DESCRIPTION OF THE TASK »
Read through the data and count the lines that contain the string "name"; give only the result.

==============================

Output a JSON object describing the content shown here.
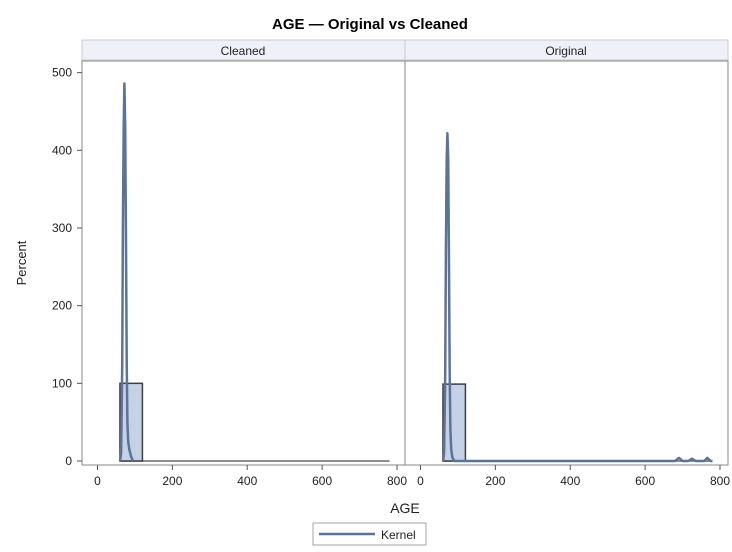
{
  "chart_data": {
    "type": "histogram-panel",
    "title": "AGE — Original vs Cleaned",
    "xlabel": "AGE",
    "ylabel": "Percent",
    "xlim": [
      -20,
      800
    ],
    "ylim": [
      0,
      515
    ],
    "x_ticks": [
      0,
      200,
      400,
      600,
      800
    ],
    "y_ticks": [
      0,
      100,
      200,
      300,
      400,
      500
    ],
    "grid": false,
    "legend": {
      "placement": "bottom-center",
      "entries": [
        "Kernel"
      ]
    },
    "colors": {
      "bar_fill": "#c5d2e6",
      "bar_stroke": "#3f3f3f",
      "kernel_line": "#5b7398",
      "panel_header": "#eef1f8"
    },
    "panels": [
      {
        "name": "Cleaned",
        "bars": [
          {
            "x_start": 60,
            "x_end": 120,
            "percent": 100
          }
        ],
        "baseline_range": [
          60,
          780
        ],
        "kernel": [
          [
            60,
            0
          ],
          [
            63,
            10
          ],
          [
            66,
            120
          ],
          [
            68,
            300
          ],
          [
            70,
            430
          ],
          [
            72,
            486
          ],
          [
            74,
            430
          ],
          [
            76,
            300
          ],
          [
            78,
            130
          ],
          [
            80,
            50
          ],
          [
            82,
            25
          ],
          [
            85,
            15
          ],
          [
            90,
            5
          ],
          [
            95,
            0
          ]
        ]
      },
      {
        "name": "Original",
        "bars": [
          {
            "x_start": 60,
            "x_end": 120,
            "percent": 99
          }
        ],
        "baseline_range": [
          60,
          780
        ],
        "kernel": [
          [
            60,
            0
          ],
          [
            63,
            10
          ],
          [
            66,
            110
          ],
          [
            68,
            270
          ],
          [
            70,
            390
          ],
          [
            72,
            422
          ],
          [
            74,
            390
          ],
          [
            76,
            270
          ],
          [
            78,
            110
          ],
          [
            80,
            40
          ],
          [
            82,
            15
          ],
          [
            85,
            5
          ],
          [
            90,
            0
          ],
          [
            680,
            0
          ],
          [
            690,
            4
          ],
          [
            700,
            0
          ],
          [
            715,
            0
          ],
          [
            725,
            3
          ],
          [
            735,
            0
          ],
          [
            758,
            0
          ],
          [
            766,
            4
          ],
          [
            774,
            0
          ],
          [
            780,
            0
          ]
        ]
      }
    ]
  }
}
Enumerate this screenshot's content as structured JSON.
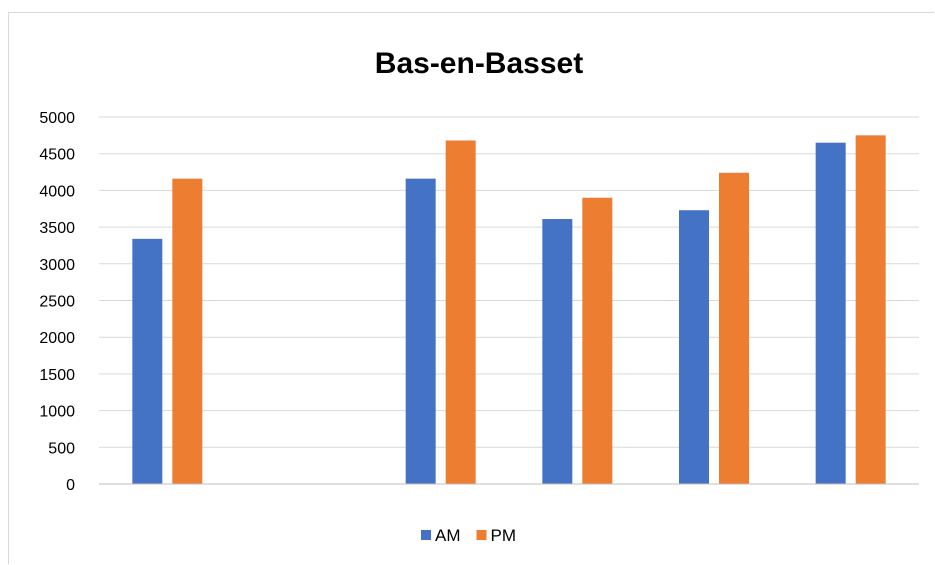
{
  "chart_data": {
    "type": "bar",
    "title": "Bas-en-Basset",
    "xlabel": "",
    "ylabel": "",
    "categories": [
      "",
      "",
      "",
      "",
      "",
      ""
    ],
    "series": [
      {
        "name": "AM",
        "color": "#4472C4",
        "values": [
          3340,
          null,
          4160,
          3610,
          3730,
          4650
        ]
      },
      {
        "name": "PM",
        "color": "#ED7D31",
        "values": [
          4160,
          null,
          4680,
          3900,
          4240,
          4750
        ]
      }
    ],
    "ylim": [
      0,
      5000
    ],
    "yticks": [
      "0",
      "500",
      "1000",
      "1500",
      "2000",
      "2500",
      "3000",
      "3500",
      "4000",
      "4500",
      "5000"
    ],
    "grid": true,
    "legend": "bottom"
  }
}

==============================

EXERCISE RESPONSE »
4